**WHAT IS EXPECTED**
Each entry below must be repeated word for word.

**AVAILABLE DATA**
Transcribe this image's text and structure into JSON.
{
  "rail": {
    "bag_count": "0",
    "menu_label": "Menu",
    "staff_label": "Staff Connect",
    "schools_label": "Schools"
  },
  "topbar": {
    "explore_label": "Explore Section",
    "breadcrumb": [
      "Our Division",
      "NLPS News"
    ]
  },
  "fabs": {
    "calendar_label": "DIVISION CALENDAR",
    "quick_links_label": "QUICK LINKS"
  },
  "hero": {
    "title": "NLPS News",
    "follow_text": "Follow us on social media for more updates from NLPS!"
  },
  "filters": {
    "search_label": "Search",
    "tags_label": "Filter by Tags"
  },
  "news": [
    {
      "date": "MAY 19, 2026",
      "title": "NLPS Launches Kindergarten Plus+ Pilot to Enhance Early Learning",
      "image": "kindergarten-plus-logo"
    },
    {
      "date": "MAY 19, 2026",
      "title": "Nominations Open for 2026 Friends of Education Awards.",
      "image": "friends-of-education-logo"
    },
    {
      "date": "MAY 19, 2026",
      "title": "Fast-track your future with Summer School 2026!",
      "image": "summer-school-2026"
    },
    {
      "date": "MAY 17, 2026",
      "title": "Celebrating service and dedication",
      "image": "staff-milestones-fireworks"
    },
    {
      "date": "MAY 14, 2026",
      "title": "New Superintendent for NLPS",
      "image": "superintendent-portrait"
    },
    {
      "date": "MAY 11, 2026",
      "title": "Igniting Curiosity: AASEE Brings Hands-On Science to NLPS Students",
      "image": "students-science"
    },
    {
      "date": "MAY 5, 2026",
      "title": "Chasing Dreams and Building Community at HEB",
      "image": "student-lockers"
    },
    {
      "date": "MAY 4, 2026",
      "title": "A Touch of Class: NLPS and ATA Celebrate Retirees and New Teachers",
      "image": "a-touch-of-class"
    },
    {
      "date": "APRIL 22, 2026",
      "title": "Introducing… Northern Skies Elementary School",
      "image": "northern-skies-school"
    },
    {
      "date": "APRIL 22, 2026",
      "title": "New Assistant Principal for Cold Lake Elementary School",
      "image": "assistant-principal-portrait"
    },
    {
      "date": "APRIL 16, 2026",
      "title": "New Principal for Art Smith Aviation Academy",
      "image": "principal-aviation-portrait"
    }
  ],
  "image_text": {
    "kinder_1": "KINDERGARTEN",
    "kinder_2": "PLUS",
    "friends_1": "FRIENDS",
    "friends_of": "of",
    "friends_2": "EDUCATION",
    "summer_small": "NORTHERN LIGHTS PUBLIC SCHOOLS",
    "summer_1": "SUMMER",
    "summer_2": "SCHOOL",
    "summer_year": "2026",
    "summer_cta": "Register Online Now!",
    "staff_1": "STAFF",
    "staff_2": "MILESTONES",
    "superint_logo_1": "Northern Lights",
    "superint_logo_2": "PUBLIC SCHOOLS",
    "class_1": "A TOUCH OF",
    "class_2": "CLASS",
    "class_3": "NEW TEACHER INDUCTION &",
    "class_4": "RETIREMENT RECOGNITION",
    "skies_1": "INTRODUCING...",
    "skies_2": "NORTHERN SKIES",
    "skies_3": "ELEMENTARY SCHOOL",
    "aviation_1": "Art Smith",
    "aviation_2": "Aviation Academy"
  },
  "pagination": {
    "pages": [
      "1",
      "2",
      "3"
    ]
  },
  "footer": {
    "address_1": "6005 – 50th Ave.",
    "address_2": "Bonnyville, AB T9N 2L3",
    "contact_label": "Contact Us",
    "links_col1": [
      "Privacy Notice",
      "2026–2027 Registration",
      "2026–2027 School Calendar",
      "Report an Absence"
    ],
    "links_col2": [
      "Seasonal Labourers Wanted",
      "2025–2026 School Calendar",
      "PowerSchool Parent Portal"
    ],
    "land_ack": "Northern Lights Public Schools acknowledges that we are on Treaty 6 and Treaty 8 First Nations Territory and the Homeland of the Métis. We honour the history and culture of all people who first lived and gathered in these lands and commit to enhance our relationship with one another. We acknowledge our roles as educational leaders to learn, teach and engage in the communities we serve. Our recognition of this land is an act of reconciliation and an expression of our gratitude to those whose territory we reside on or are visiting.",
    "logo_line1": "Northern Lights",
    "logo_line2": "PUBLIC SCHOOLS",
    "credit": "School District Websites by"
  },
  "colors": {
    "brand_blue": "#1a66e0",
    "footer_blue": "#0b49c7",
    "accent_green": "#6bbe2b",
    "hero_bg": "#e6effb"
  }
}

**SOLUTION FOR THIS PROBLEM**
Transcribe this image's text and structure into JSON.
{
  "rail": {
    "bag_count": "0",
    "menu_label": "Menu",
    "staff_label": "Staff Connect",
    "schools_label": "Schools"
  },
  "topbar": {
    "explore_label": "Explore Section",
    "breadcrumb": [
      "Our Division",
      "NLPS News"
    ]
  },
  "fabs": {
    "calendar_label": "DIVISION CALENDAR",
    "quick_links_label": "QUICK LINKS"
  },
  "hero": {
    "title": "NLPS News",
    "follow_text": "Follow us on social media for more updates from NLPS!"
  },
  "filters": {
    "search_label": "Search",
    "tags_label": "Filter by Tags"
  },
  "news": [
    {
      "date": "MAY 19, 2026",
      "title": "NLPS Launches Kindergarten Plus+ Pilot to Enhance Early Learning",
      "image": "kindergarten-plus-logo"
    },
    {
      "date": "MAY 19, 2026",
      "title": "Nominations Open for 2026 Friends of Education Awards.",
      "image": "friends-of-education-logo"
    },
    {
      "date": "MAY 19, 2026",
      "title": "Fast-track your future with Summer School 2026!",
      "image": "summer-school-2026"
    },
    {
      "date": "MAY 17, 2026",
      "title": "Celebrating service and dedication",
      "image": "staff-milestones-fireworks"
    },
    {
      "date": "MAY 14, 2026",
      "title": "New Superintendent for NLPS",
      "image": "superintendent-portrait"
    },
    {
      "date": "MAY 11, 2026",
      "title": "Igniting Curiosity: AASEE Brings Hands-On Science to NLPS Students",
      "image": "students-science"
    },
    {
      "date": "MAY 5, 2026",
      "title": "Chasing Dreams and Building Community at HEB",
      "image": "student-lockers"
    },
    {
      "date": "MAY 4, 2026",
      "title": "A Touch of Class: NLPS and ATA Celebrate Retirees and New Teachers",
      "image": "a-touch-of-class"
    },
    {
      "date": "APRIL 22, 2026",
      "title": "Introducing… Northern Skies Elementary School",
      "image": "northern-skies-school"
    },
    {
      "date": "APRIL 22, 2026",
      "title": "New Assistant Principal for Cold Lake Elementary School",
      "image": "assistant-principal-portrait"
    },
    {
      "date": "APRIL 16, 2026",
      "title": "New Principal for Art Smith Aviation Academy",
      "image": "principal-aviation-portrait"
    }
  ],
  "image_text": {
    "kinder_1": "KINDERGARTEN",
    "kinder_2": "PLUS",
    "friends_1": "FRIENDS",
    "friends_of": "of",
    "friends_2": "EDUCATION",
    "summer_small": "NORTHERN LIGHTS PUBLIC SCHOOLS",
    "summer_1": "SUMMER",
    "summer_2": "SCHOOL",
    "summer_year": "2026",
    "summer_cta": "Register Online Now!",
    "staff_1": "STAFF",
    "staff_2": "MILESTONES",
    "superint_logo_1": "Northern Lights",
    "superint_logo_2": "PUBLIC SCHOOLS",
    "class_1": "A TOUCH OF",
    "class_2": "CLASS",
    "class_3": "NEW TEACHER INDUCTION &",
    "class_4": "RETIREMENT RECOGNITION",
    "skies_1": "INTRODUCING...",
    "skies_2": "NORTHERN SKIES",
    "skies_3": "ELEMENTARY SCHOOL",
    "aviation_1": "Art Smith",
    "aviation_2": "Aviation Academy"
  },
  "pagination": {
    "pages": [
      "1",
      "2",
      "3"
    ]
  },
  "footer": {
    "address_1": "6005 – 50th Ave.",
    "address_2": "Bonnyville, AB T9N 2L3",
    "contact_label": "Contact Us",
    "links_col1": [
      "Privacy Notice",
      "2026–2027 Registration",
      "2026–2027 School Calendar",
      "Report an Absence"
    ],
    "links_col2": [
      "Seasonal Labourers Wanted",
      "2025–2026 School Calendar",
      "PowerSchool Parent Portal"
    ],
    "land_ack": "Northern Lights Public Schools acknowledges that we are on Treaty 6 and Treaty 8 First Nations Territory and the Homeland of the Métis. We honour the history and culture of all people who first lived and gathered in these lands and commit to enhance our relationship with one another. We acknowledge our roles as educational leaders to learn, teach and engage in the communities we serve. Our recognition of this land is an act of reconciliation and an expression of our gratitude to those whose territory we reside on or are visiting.",
    "logo_line1": "Northern Lights",
    "logo_line2": "PUBLIC SCHOOLS",
    "credit": "School District Websites by"
  },
  "colors": {
    "brand_blue": "#1a66e0",
    "footer_blue": "#0b49c7",
    "accent_green": "#6bbe2b",
    "hero_bg": "#e6effb"
  }
}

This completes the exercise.